▶ _Supplied records_:
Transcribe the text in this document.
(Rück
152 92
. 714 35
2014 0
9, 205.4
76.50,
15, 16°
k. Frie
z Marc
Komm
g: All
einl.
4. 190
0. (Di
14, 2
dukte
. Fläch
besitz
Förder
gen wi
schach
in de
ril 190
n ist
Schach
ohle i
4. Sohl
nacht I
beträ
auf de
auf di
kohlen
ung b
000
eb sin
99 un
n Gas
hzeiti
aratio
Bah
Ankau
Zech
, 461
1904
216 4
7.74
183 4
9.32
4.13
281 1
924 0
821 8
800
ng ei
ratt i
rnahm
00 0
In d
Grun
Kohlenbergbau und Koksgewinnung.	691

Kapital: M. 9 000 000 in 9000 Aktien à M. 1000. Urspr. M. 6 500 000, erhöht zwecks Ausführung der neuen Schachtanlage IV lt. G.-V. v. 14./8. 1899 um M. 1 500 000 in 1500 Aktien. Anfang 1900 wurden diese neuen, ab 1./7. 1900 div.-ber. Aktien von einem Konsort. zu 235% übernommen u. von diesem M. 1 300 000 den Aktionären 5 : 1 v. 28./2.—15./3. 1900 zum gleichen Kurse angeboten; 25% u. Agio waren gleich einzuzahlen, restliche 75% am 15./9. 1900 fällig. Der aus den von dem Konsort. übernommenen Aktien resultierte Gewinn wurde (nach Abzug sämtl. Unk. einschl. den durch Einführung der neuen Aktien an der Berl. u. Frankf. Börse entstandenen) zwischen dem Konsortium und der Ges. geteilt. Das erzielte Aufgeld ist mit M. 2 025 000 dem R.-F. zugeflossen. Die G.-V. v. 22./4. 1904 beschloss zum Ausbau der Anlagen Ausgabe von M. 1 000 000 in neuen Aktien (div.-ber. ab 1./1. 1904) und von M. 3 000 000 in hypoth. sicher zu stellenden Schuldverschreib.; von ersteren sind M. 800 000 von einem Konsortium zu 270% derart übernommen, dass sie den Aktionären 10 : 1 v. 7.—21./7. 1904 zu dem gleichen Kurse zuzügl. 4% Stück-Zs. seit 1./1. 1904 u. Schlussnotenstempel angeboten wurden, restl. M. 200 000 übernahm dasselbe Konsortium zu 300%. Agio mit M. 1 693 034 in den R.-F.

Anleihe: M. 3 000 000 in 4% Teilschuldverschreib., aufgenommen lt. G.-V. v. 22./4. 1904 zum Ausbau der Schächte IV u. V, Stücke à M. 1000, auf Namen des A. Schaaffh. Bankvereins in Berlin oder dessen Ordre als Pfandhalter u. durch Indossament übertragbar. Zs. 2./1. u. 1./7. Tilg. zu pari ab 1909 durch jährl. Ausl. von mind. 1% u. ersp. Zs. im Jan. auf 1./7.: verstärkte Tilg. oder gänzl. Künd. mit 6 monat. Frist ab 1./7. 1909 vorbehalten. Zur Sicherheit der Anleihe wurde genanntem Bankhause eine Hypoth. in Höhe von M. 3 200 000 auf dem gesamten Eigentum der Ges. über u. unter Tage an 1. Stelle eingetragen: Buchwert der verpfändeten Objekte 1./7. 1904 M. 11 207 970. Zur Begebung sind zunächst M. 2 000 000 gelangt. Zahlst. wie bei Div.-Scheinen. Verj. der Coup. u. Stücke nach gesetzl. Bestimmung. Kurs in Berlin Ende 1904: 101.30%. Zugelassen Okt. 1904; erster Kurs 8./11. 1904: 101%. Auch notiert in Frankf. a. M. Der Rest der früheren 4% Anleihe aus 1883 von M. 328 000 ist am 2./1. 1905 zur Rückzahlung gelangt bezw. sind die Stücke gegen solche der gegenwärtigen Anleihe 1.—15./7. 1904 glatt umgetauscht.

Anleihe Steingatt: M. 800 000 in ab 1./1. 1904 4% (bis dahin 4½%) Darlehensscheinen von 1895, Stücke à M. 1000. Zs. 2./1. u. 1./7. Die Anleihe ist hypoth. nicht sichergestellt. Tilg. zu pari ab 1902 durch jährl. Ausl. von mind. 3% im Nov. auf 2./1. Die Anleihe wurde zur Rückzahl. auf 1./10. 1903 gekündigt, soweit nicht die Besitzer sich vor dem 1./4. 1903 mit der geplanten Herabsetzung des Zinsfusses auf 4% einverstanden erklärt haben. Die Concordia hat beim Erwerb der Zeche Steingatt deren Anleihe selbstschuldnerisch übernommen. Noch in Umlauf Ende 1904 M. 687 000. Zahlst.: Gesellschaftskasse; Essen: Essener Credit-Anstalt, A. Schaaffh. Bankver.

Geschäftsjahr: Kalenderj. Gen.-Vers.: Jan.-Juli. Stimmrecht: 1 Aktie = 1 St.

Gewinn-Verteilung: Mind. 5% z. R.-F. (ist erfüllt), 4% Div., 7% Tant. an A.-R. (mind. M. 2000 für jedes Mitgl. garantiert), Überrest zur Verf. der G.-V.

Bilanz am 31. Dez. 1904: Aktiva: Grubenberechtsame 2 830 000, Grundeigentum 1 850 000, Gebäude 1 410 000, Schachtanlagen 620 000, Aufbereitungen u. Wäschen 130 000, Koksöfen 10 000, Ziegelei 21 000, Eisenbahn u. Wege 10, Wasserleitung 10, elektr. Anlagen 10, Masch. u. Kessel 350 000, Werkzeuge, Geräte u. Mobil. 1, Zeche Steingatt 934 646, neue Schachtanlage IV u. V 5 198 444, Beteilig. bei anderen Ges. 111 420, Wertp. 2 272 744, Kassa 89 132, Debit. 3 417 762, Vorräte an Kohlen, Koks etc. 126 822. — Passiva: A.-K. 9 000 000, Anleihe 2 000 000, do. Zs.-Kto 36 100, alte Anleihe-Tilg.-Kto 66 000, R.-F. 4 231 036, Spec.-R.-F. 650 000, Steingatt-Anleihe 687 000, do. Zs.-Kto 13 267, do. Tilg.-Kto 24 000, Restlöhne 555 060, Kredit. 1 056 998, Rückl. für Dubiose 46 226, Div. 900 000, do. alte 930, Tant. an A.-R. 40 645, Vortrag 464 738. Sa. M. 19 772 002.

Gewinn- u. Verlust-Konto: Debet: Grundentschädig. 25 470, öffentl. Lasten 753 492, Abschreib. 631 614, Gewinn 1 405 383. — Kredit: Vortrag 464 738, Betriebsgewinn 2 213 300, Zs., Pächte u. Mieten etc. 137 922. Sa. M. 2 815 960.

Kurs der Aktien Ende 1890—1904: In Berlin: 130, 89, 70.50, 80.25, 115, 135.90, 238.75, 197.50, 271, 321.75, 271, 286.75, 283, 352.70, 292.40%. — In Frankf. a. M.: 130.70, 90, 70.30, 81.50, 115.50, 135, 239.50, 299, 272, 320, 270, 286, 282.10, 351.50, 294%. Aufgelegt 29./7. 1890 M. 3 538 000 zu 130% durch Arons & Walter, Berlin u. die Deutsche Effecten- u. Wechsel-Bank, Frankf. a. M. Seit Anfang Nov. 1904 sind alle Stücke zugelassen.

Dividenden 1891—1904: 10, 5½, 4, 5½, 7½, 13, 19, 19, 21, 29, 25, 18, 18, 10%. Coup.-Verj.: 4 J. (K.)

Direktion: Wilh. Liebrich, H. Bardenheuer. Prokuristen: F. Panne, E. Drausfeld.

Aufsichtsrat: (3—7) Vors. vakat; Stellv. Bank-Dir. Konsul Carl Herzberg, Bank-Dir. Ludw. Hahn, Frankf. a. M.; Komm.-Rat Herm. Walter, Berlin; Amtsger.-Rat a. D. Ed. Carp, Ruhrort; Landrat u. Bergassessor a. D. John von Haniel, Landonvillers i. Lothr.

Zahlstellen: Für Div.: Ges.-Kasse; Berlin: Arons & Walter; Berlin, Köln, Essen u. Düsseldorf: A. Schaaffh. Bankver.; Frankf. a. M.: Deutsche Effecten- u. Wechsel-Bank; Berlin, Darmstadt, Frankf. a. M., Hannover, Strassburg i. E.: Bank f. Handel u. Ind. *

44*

▶ _Exercise instructions_: Note each line of the material holding "Komm" and copy it out.

▶ _Result of this task_:
Komm
Aufsichtsrat: (3—7) Vors. vakat; Stellv. Bank-Dir. Konsul Carl Herzberg, Bank-Dir. Ludw. Hahn, Frankf. a. M.; Komm.-Rat Herm. Walter, Berlin; Amtsger.-Rat a. D. Ed. Carp, Ruhrort; Landrat u. Bergassessor a. D. John von Haniel, Landonvillers i. Lothr.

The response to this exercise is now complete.